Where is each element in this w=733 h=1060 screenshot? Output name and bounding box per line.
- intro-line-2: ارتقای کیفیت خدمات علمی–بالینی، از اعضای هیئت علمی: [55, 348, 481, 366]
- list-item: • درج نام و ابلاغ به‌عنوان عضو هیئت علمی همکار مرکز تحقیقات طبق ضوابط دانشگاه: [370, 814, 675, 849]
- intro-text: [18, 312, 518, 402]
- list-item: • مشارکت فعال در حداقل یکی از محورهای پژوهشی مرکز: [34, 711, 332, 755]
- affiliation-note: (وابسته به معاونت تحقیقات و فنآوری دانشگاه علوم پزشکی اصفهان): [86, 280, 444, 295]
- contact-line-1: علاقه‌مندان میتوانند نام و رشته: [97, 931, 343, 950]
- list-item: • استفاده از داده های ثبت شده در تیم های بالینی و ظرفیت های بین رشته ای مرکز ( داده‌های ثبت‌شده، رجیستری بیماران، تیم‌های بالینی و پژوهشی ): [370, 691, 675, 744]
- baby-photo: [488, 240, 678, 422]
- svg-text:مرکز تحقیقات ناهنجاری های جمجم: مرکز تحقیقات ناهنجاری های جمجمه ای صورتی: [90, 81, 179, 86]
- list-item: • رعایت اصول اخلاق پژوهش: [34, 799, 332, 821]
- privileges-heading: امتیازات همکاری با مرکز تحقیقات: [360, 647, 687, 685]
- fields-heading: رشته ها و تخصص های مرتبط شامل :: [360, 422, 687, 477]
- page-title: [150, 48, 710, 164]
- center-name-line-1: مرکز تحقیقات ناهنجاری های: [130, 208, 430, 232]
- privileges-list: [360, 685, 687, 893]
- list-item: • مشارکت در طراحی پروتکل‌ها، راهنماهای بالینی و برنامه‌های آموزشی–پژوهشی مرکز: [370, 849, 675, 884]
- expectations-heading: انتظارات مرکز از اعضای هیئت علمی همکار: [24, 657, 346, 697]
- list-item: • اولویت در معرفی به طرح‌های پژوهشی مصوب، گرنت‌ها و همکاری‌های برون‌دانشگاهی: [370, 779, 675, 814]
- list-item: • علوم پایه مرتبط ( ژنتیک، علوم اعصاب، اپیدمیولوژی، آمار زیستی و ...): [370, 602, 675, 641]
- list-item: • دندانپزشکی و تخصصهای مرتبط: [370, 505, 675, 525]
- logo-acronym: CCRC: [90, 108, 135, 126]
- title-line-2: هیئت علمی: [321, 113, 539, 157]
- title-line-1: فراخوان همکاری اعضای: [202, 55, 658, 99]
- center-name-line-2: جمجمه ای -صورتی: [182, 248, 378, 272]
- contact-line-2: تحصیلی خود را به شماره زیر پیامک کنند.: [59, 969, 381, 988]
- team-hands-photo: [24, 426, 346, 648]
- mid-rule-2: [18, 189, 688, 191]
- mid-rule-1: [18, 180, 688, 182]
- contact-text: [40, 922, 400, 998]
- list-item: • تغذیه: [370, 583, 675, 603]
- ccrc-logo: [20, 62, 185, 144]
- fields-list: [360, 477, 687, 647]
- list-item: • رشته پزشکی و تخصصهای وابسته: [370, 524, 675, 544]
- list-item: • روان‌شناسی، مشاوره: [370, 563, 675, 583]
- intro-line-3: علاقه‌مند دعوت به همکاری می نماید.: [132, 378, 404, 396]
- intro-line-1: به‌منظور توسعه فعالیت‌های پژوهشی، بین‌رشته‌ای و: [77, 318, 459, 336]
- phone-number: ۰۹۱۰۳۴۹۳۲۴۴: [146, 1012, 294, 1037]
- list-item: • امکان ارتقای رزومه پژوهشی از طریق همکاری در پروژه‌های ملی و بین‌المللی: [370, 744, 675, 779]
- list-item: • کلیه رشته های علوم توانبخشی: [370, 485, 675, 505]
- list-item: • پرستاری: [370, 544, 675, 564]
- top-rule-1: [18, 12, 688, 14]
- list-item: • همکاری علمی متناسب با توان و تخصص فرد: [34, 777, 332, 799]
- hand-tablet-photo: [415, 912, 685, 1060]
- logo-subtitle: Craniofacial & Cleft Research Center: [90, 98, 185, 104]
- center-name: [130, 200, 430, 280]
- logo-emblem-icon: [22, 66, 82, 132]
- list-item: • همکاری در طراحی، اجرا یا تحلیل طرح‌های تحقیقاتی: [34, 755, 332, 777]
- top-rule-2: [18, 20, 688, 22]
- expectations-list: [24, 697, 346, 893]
· · · · · · ·
Please rename "list-item" to "list-entry" in the lines running from the start of the items through the line that contains "- list-item: • مشارکت در", and give those lines again with everything else unchanged.

Where is each element in this w=733 h=1060 screenshot? Output name and bounding box per line.
- intro-line-2: ارتقای کیفیت خدمات علمی–بالینی، از اعضای هیئت علمی: [55, 348, 481, 366]
- list-entry: • درج نام و ابلاغ به‌عنوان عضو هیئت علمی همکار مرکز تحقیقات طبق ضوابط دانشگاه: [370, 814, 675, 849]
- intro-text: [18, 312, 518, 402]
- list-entry: • مشارکت فعال در حداقل یکی از محورهای پژوهشی مرکز: [34, 711, 332, 755]
- affiliation-note: (وابسته به معاونت تحقیقات و فنآوری دانشگاه علوم پزشکی اصفهان): [86, 280, 444, 295]
- contact-line-1: علاقه‌مندان میتوانند نام و رشته: [97, 931, 343, 950]
- list-entry: • استفاده از داده های ثبت شده در تیم های بالینی و ظرفیت های بین رشته ای مرکز ( داده‌های ثبت‌شده، رجیستری بیماران، تیم‌های بالینی و پژوهشی ): [370, 691, 675, 744]
- baby-photo: [488, 240, 678, 422]
- svg-text:مرکز تحقیقات ناهنجاری های جمجم: مرکز تحقیقات ناهنجاری های جمجمه ای صورتی: [90, 81, 179, 86]
- list-entry: • رعایت اصول اخلاق پژوهش: [34, 799, 332, 821]
- privileges-heading: امتیازات همکاری با مرکز تحقیقات: [360, 647, 687, 685]
- fields-heading: رشته ها و تخصص های مرتبط شامل :: [360, 422, 687, 477]
- page-title: [150, 48, 710, 164]
- center-name-line-1: مرکز تحقیقات ناهنجاری های: [130, 208, 430, 232]
- privileges-list: [360, 685, 687, 893]
- list-entry: • مشارکت در طراحی پروتکل‌ها، راهنماهای بالینی و برنامه‌های آموزشی–پژوهشی مرکز: [370, 849, 675, 884]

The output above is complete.